Write the material out again exactly.

**** INFORMATION SHOWN

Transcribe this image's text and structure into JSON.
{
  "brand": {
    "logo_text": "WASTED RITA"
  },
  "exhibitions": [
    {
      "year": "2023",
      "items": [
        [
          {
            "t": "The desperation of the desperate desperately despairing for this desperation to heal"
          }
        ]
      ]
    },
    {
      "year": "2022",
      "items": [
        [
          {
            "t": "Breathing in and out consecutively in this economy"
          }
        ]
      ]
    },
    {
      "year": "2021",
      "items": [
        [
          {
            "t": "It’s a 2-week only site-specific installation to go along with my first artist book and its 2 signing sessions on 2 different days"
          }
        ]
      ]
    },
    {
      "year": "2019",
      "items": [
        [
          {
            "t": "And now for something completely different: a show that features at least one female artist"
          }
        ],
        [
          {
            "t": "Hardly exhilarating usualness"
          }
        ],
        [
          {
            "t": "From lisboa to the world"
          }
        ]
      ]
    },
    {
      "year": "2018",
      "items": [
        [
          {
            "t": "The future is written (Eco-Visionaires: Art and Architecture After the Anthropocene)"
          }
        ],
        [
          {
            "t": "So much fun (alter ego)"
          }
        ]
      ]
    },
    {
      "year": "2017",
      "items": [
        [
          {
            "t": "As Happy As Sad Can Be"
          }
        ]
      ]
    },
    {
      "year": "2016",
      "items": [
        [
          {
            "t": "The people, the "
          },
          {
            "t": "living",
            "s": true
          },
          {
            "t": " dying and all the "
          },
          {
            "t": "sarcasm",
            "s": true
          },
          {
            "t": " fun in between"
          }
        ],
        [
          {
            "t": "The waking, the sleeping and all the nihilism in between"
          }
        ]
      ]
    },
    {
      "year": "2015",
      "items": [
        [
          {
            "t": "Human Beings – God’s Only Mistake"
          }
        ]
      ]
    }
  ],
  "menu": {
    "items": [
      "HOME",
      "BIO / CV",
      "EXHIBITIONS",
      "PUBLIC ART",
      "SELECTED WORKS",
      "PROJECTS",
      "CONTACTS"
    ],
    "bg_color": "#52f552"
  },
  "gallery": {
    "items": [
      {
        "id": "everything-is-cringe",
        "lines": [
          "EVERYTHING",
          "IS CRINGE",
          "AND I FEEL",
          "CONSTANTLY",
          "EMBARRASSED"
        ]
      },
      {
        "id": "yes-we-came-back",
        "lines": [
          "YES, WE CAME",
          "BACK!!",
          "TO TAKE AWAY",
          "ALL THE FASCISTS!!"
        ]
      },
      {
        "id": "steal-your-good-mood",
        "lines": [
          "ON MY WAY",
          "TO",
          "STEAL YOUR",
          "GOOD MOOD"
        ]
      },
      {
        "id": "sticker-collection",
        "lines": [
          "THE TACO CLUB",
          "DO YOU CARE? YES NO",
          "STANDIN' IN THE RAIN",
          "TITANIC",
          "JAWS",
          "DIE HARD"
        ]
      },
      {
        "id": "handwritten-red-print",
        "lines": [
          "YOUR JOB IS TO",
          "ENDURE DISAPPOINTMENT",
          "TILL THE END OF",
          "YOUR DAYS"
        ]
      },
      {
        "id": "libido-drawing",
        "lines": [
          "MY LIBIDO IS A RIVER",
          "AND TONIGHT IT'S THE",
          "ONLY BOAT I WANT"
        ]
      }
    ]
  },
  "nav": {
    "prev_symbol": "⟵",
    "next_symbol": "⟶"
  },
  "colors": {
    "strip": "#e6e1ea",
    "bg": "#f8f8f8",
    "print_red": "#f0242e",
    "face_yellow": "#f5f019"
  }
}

********

● SOLVED PROBLEM
Transcribe this image's text and structure into JSON.
{
  "brand": {
    "logo_text": "WASTED RITA"
  },
  "exhibitions": [
    {
      "year": "2023",
      "items": [
        [
          {
            "t": "The desperation of the desperate desperately despairing for this desperation to heal"
          }
        ]
      ]
    },
    {
      "year": "2022",
      "items": [
        [
          {
            "t": "Breathing in and out consecutively in this economy"
          }
        ]
      ]
    },
    {
      "year": "2021",
      "items": [
        [
          {
            "t": "It’s a 2-week only site-specific installation to go along with my first artist book and its 2 signing sessions on 2 different days"
          }
        ]
      ]
    },
    {
      "year": "2019",
      "items": [
        [
          {
            "t": "And now for something completely different: a show that features at least one female artist"
          }
        ],
        [
          {
            "t": "Hardly exhilarating usualness"
          }
        ],
        [
          {
            "t": "From lisboa to the world"
          }
        ]
      ]
    },
    {
      "year": "2018",
      "items": [
        [
          {
            "t": "The future is written (Eco-Visionaires: Art and Architecture After the Anthropocene)"
          }
        ],
        [
          {
            "t": "So much fun (alter ego)"
          }
        ]
      ]
    },
    {
      "year": "2017",
      "items": [
        [
          {
            "t": "As Happy As Sad Can Be"
          }
        ]
      ]
    },
    {
      "year": "2016",
      "items": [
        [
          {
            "t": "The people, the "
          },
          {
            "t": "living",
            "s": true
          },
          {
            "t": " dying and all the "
          },
          {
            "t": "sarcasm",
            "s": true
          },
          {
            "t": " fun in between"
          }
        ],
        [
          {
            "t": "The waking, the sleeping and all the nihilism in between"
          }
        ]
      ]
    },
    {
      "year": "2015",
      "items": [
        [
          {
            "t": "Human Beings – God’s Only Mistake"
          }
        ]
      ]
    }
  ],
  "menu": {
    "items": [
      "HOME",
      "BIO / CV",
      "EXHIBITIONS",
      "PUBLIC ART",
      "SELECTED WORKS",
      "PROJECTS",
      "CONTACTS"
    ],
    "bg_color": "#52f552"
  },
  "gallery": {
    "items": [
      {
        "id": "everything-is-cringe",
        "lines": [
          "EVERYTHING",
          "IS CRINGE",
          "AND I FEEL",
          "CONSTANTLY",
          "EMBARRASSED"
        ]
      },
      {
        "id": "yes-we-came-back",
        "lines": [
          "YES, WE CAME",
          "BACK!!",
          "TO TAKE AWAY",
          "ALL THE FASCISTS!!"
        ]
      },
      {
        "id": "steal-your-good-mood",
        "lines": [
          "ON MY WAY",
          "TO",
          "STEAL YOUR",
          "GOOD MOOD"
        ]
      },
      {
        "id": "sticker-collection",
        "lines": [
          "THE TACO CLUB",
          "DO YOU CARE? YES NO",
          "STANDIN' IN THE RAIN",
          "TITANIC",
          "JAWS",
          "DIE HARD"
        ]
      },
      {
        "id": "handwritten-red-print",
        "lines": [
          "YOUR JOB IS TO",
          "ENDURE DISAPPOINTMENT",
          "TILL THE END OF",
          "YOUR DAYS"
        ]
      },
      {
        "id": "libido-drawing",
        "lines": [
          "MY LIBIDO IS A RIVER",
          "AND TONIGHT IT'S THE",
          "ONLY BOAT I WANT"
        ]
      }
    ]
  },
  "nav": {
    "prev_symbol": "⟵",
    "next_symbol": "⟶"
  },
  "colors": {
    "strip": "#e6e1ea",
    "bg": "#f8f8f8",
    "print_red": "#f0242e",
    "face_yellow": "#f5f019"
  }
}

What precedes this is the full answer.